# start of Record set

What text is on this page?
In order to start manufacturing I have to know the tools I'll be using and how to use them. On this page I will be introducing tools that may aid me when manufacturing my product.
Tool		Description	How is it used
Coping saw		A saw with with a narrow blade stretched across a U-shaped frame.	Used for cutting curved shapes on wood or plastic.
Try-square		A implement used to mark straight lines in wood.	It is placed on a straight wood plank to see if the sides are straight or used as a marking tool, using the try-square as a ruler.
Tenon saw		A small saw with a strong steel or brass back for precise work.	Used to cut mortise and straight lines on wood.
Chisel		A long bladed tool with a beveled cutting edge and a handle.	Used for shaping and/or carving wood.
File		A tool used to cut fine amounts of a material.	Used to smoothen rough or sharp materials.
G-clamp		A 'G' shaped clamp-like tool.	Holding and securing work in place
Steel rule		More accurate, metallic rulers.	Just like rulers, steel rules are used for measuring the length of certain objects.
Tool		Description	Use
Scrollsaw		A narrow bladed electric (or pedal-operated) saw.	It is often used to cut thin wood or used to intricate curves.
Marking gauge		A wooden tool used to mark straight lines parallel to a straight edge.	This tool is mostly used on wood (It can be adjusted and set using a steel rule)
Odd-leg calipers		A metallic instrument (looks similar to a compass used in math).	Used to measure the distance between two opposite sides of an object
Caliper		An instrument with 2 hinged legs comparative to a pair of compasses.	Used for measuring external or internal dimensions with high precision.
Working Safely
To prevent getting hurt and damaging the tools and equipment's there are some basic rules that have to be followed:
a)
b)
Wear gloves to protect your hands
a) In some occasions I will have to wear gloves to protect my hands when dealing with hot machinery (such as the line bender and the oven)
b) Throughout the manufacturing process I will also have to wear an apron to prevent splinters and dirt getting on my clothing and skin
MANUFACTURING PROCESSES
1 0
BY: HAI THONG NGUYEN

# end of Record set

State how many lines of the entries above include the word "narrow", offering no text other than the number.

2